[Rows from a dataset]
* begin *
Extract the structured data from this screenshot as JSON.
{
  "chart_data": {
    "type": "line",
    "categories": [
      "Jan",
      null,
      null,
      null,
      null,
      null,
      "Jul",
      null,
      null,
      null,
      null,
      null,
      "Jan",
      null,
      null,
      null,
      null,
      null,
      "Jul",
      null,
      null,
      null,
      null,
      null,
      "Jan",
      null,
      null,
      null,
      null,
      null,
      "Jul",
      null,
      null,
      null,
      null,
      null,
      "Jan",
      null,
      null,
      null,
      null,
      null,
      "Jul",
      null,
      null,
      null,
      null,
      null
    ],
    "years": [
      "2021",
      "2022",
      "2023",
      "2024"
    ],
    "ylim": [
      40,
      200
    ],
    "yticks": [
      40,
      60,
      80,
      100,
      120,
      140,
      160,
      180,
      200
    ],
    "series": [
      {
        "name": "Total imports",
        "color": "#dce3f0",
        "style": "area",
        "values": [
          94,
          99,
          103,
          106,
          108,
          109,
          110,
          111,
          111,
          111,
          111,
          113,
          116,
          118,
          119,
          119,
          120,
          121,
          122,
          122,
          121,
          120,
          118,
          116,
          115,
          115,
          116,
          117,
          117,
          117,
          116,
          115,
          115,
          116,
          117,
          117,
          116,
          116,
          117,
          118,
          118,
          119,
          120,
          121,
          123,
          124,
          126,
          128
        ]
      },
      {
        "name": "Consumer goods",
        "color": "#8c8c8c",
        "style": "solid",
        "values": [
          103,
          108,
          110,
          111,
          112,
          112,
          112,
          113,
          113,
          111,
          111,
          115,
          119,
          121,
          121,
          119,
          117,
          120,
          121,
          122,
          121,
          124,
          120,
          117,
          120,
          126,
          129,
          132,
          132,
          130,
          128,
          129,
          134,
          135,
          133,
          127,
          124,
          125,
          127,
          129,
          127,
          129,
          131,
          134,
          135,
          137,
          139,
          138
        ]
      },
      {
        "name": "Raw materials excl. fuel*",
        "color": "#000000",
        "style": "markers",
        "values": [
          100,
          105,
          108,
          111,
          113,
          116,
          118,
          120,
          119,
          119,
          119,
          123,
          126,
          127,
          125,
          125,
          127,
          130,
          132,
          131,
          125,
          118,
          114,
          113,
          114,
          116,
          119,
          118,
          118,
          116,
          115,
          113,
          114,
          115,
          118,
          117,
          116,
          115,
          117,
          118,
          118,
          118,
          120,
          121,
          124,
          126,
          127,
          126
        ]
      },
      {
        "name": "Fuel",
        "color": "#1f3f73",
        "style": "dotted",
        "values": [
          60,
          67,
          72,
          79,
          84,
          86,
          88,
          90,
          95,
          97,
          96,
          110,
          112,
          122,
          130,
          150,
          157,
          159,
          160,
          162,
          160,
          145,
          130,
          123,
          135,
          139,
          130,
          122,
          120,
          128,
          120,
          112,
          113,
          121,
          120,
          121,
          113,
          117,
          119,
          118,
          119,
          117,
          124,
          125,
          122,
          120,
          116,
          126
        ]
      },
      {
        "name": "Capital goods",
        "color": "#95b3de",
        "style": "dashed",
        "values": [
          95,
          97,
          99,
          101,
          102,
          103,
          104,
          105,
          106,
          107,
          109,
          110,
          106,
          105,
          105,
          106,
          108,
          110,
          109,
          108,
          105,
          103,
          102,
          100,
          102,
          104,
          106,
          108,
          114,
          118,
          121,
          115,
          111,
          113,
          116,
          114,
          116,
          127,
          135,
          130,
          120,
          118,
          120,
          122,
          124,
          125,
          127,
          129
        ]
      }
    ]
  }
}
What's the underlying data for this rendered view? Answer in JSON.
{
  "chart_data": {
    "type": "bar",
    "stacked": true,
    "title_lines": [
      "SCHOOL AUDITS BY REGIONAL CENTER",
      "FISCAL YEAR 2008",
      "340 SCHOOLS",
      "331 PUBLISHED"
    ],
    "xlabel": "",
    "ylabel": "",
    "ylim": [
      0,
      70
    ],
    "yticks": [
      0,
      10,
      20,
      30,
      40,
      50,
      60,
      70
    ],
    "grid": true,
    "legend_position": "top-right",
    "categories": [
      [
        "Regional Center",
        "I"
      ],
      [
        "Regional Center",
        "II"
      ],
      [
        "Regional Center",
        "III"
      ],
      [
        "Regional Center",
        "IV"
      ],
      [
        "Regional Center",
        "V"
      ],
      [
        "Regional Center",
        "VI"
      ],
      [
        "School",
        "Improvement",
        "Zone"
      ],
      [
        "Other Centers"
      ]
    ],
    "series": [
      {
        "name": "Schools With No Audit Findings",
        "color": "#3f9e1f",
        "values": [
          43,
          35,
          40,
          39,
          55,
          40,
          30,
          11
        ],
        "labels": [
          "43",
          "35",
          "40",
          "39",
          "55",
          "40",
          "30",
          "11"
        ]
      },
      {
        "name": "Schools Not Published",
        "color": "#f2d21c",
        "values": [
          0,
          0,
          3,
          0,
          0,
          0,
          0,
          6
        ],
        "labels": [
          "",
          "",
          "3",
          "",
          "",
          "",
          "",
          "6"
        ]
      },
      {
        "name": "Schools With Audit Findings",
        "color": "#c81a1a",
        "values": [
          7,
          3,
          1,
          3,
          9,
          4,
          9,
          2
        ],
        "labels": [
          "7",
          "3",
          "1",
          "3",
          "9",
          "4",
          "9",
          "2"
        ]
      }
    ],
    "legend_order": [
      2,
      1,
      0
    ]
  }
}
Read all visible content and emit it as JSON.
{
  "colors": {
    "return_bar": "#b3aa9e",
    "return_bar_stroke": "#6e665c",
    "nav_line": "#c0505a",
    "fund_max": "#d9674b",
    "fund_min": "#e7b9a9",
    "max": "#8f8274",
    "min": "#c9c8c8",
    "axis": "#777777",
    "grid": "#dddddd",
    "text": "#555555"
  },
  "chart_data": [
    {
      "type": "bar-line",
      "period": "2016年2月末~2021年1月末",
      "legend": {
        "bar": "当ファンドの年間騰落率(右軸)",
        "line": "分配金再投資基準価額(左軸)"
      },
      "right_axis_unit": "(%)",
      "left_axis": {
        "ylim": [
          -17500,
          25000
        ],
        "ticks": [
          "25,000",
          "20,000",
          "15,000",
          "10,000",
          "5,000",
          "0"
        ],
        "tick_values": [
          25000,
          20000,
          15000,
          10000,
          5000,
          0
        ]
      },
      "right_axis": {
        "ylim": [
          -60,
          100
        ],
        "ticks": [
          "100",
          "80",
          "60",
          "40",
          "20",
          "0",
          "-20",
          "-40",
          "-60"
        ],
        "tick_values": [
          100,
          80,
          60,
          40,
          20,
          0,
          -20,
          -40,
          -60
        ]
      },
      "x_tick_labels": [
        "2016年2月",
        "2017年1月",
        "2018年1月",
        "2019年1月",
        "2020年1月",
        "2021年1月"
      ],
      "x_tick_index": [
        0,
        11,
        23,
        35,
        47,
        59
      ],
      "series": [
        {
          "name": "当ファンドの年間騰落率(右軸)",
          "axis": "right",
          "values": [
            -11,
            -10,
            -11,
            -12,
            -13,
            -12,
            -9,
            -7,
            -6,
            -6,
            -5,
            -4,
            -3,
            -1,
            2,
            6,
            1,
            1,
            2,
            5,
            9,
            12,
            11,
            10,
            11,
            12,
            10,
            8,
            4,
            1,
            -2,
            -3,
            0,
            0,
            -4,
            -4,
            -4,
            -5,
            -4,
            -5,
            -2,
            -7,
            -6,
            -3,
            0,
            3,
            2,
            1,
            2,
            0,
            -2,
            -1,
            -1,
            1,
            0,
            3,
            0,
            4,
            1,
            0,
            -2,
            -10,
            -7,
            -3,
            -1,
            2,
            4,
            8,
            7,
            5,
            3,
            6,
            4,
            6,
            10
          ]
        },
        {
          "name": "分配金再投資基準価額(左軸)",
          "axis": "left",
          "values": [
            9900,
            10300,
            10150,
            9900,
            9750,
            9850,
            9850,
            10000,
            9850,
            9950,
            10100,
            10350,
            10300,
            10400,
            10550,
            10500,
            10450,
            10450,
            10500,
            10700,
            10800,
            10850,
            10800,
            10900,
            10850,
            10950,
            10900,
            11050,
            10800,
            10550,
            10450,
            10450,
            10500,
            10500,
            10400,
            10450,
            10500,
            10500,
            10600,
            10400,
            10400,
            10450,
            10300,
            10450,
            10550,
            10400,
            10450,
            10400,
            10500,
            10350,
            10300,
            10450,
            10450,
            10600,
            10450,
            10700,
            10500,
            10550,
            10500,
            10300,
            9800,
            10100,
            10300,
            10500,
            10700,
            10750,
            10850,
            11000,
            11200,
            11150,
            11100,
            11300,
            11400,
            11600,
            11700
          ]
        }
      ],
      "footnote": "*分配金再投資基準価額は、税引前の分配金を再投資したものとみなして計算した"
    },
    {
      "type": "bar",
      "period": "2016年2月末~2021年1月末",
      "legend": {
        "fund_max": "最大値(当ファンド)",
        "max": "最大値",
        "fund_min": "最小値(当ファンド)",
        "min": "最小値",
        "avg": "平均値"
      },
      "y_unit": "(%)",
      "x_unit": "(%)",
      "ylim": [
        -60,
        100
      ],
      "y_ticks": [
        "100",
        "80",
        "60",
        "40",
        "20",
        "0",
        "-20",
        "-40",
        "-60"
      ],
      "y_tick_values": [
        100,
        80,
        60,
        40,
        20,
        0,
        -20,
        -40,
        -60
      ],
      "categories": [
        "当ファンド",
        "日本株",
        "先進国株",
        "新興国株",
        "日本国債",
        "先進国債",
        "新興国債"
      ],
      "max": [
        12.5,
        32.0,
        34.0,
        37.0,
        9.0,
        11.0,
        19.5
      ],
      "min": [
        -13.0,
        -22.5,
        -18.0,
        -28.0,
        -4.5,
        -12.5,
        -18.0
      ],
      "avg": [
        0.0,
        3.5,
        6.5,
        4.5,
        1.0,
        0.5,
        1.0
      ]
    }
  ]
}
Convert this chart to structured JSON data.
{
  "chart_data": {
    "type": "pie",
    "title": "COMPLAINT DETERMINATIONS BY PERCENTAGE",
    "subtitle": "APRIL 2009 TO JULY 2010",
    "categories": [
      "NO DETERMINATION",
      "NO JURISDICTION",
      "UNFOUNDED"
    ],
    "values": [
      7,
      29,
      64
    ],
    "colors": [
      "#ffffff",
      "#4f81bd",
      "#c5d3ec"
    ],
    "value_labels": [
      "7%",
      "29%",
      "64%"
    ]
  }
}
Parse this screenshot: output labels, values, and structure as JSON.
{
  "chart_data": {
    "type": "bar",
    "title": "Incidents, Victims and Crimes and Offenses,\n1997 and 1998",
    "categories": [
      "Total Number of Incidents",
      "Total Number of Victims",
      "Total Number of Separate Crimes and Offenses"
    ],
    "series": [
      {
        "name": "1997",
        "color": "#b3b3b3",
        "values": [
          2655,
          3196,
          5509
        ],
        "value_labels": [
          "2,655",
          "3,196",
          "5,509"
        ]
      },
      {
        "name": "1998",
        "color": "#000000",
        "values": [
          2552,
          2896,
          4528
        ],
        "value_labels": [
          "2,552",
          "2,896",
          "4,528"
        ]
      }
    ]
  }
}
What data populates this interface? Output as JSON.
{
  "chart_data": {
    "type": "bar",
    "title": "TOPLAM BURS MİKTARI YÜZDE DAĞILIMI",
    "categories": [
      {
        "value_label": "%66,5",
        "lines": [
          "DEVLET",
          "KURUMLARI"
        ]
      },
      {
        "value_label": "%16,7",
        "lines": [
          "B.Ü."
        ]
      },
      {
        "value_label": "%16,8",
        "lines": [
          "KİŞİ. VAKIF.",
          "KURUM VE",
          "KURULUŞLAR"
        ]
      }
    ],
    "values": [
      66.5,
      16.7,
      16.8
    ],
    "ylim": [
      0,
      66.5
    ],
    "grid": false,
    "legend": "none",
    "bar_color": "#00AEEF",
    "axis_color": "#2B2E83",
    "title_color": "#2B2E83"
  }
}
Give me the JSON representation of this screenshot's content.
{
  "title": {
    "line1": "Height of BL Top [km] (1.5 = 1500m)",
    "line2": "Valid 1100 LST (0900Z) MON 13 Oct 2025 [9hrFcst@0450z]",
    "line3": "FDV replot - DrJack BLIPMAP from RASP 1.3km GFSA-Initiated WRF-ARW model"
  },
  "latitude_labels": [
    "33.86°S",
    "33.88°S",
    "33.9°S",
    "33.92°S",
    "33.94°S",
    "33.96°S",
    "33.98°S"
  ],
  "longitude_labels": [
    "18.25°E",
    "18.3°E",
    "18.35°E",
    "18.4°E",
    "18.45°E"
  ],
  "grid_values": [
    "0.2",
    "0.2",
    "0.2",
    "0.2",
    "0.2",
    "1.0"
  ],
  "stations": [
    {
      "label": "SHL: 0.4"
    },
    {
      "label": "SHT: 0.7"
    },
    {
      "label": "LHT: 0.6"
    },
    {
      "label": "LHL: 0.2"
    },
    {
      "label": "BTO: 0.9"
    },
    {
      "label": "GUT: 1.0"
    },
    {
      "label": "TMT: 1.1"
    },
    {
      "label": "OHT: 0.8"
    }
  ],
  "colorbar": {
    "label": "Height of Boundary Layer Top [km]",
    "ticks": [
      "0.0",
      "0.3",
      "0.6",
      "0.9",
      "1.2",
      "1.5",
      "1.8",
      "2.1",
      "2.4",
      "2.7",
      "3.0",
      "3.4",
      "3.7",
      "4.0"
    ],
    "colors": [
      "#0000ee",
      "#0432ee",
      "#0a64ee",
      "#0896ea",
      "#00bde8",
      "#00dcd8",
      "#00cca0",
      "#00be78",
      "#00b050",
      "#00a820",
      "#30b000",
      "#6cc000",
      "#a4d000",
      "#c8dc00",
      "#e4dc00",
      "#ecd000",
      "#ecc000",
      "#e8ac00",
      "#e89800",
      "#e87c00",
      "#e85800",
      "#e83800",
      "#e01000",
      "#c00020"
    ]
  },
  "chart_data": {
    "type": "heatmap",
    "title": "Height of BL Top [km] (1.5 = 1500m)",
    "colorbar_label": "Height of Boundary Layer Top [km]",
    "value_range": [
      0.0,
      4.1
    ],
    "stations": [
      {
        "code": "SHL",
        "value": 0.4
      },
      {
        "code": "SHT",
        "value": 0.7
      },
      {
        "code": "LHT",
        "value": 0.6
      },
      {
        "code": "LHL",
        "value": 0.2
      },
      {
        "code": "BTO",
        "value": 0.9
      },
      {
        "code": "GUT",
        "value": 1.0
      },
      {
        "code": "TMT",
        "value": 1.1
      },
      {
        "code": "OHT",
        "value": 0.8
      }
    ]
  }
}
* end *
Pick out lines containing the word "Victims", each one as written.

    "title": "Incidents, Victims and Crimes and Offenses,\n1997 and 1998",
      "Total Number of Victims",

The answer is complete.